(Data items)
··········
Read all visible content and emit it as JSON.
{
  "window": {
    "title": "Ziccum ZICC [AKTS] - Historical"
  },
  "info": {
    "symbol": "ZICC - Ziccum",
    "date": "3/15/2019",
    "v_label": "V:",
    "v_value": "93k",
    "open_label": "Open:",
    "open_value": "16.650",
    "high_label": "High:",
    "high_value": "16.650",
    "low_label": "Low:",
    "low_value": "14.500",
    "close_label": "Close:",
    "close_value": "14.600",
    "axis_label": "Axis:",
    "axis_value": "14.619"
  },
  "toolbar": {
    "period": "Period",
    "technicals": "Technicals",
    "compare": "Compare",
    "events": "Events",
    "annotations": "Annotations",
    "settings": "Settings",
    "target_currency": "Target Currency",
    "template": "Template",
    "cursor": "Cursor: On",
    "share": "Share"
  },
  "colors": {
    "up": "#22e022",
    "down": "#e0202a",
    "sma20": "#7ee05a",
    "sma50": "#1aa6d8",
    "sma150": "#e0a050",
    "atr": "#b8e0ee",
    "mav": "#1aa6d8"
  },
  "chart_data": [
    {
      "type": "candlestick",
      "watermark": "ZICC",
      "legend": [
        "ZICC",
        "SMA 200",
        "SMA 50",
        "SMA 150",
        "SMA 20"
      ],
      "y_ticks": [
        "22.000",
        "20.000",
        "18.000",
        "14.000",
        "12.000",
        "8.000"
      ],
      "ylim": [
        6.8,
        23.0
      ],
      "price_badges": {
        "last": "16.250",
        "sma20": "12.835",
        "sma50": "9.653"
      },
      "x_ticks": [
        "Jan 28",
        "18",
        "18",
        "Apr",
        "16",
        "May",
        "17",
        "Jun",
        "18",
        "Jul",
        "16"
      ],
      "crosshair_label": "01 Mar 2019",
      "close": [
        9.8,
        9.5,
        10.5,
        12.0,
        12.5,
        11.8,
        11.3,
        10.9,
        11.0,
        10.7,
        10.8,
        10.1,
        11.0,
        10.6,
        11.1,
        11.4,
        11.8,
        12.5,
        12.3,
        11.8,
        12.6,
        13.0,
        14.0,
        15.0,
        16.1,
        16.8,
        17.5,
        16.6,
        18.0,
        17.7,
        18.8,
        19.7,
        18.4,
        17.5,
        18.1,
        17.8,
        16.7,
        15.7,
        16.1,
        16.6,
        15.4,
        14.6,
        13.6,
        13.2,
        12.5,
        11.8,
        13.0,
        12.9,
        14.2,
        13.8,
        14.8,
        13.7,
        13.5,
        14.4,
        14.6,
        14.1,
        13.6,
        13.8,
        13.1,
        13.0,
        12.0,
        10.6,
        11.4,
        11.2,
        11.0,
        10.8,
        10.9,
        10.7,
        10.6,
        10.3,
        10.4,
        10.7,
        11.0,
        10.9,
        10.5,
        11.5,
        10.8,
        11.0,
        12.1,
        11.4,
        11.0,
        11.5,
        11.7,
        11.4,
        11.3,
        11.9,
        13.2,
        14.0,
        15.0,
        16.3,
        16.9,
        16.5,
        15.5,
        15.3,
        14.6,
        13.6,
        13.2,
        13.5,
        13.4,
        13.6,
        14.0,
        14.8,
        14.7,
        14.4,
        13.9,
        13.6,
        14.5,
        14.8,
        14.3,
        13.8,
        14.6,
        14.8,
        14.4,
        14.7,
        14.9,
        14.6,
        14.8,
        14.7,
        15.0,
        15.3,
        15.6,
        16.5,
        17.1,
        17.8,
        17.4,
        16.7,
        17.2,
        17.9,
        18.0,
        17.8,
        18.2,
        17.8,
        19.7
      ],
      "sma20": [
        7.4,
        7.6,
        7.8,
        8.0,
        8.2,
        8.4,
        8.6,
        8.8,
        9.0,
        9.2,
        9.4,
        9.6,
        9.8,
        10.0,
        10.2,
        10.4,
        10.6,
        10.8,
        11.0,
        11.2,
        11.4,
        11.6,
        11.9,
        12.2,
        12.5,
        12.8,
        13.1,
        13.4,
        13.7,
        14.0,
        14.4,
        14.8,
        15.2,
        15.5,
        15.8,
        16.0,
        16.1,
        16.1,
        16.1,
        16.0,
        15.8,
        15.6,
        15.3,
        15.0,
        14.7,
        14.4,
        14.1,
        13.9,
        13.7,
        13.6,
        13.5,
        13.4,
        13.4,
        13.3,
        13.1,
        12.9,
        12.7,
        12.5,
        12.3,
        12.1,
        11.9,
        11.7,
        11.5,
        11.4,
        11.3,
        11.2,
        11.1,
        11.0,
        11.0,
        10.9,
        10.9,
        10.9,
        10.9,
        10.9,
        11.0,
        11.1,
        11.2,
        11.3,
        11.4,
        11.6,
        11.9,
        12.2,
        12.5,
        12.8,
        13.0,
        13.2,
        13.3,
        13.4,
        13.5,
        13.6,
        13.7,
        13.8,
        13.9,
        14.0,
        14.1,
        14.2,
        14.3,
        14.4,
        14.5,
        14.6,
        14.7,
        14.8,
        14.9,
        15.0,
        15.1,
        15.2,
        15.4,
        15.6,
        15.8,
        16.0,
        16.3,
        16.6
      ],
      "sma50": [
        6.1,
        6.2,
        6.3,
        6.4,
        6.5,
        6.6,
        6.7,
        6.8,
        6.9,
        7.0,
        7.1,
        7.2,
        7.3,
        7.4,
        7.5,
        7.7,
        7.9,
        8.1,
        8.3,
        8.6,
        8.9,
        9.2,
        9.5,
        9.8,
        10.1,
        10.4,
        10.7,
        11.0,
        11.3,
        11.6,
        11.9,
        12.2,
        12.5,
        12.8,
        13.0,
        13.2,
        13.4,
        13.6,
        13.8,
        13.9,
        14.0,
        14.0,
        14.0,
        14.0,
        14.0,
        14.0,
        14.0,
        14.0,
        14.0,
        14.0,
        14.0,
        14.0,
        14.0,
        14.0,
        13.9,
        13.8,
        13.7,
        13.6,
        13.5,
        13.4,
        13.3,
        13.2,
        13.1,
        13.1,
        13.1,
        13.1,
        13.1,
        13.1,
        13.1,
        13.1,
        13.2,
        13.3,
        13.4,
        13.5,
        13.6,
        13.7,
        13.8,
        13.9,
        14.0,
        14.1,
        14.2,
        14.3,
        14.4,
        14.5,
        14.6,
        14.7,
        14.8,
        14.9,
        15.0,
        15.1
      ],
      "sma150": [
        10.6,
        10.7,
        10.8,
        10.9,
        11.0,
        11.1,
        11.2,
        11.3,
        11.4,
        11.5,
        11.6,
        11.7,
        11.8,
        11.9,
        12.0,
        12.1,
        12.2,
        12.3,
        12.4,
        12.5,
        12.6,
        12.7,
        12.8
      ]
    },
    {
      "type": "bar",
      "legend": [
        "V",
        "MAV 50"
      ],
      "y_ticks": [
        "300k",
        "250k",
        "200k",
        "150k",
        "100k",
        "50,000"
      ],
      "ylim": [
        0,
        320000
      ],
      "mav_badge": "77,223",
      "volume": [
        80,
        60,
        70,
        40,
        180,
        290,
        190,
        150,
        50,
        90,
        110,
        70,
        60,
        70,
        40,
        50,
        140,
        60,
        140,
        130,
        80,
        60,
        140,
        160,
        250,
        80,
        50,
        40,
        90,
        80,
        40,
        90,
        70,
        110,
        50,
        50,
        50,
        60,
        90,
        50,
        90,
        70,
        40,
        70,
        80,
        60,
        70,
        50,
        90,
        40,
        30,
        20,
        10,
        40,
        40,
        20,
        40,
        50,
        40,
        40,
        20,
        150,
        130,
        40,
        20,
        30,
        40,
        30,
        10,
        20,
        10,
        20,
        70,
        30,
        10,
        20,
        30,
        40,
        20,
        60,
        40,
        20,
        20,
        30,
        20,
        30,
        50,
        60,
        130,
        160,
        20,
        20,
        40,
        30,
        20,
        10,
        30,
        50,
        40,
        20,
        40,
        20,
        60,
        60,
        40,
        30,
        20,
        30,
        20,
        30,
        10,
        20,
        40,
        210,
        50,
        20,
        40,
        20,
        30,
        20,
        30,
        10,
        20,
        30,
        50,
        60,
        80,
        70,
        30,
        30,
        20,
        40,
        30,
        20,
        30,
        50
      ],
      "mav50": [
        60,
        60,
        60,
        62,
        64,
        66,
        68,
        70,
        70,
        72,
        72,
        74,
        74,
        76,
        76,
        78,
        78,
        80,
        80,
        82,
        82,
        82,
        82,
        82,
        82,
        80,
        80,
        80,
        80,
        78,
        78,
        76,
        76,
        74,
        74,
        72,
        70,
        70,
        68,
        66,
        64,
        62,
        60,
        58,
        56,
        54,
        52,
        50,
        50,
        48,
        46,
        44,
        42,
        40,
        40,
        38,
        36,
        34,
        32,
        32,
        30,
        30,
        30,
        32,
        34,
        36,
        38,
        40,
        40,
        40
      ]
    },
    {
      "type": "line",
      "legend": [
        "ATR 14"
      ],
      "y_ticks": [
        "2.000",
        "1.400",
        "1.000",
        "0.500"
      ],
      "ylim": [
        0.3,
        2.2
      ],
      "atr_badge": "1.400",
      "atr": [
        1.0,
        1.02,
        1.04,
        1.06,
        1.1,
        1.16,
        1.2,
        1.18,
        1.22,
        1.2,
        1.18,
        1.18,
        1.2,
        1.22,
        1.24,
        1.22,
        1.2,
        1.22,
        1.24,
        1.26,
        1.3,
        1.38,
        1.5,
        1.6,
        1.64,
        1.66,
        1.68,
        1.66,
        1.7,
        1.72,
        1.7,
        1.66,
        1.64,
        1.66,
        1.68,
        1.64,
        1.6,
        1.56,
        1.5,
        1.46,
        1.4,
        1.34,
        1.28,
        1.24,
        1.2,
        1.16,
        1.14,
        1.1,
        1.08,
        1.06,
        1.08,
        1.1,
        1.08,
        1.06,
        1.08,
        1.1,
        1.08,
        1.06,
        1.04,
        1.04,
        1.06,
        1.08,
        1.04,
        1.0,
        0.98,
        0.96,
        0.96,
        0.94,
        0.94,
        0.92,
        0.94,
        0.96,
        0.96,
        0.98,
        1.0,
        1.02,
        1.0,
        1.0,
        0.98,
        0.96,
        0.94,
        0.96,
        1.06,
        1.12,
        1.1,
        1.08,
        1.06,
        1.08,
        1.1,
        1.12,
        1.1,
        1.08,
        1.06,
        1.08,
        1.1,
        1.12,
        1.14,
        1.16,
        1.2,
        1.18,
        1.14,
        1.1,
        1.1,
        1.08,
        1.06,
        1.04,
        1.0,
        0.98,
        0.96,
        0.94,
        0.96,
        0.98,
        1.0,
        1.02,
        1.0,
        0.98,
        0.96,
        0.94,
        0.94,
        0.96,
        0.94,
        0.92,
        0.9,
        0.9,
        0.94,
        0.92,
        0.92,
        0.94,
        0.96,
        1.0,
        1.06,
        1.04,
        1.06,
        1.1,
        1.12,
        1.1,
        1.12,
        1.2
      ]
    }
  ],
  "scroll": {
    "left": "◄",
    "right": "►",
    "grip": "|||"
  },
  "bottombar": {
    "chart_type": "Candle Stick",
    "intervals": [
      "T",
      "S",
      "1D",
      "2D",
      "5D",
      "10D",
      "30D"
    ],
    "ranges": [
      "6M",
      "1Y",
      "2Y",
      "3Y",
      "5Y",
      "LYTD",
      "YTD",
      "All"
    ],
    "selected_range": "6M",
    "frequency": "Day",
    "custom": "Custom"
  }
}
··········
• [INSTRUCTIONS FOR THE TASK]
Tally up the lines in the preceding listing that contain the string "ZICC". Respond with the number and nothing else.

• [RESULT OF THE TASK]
4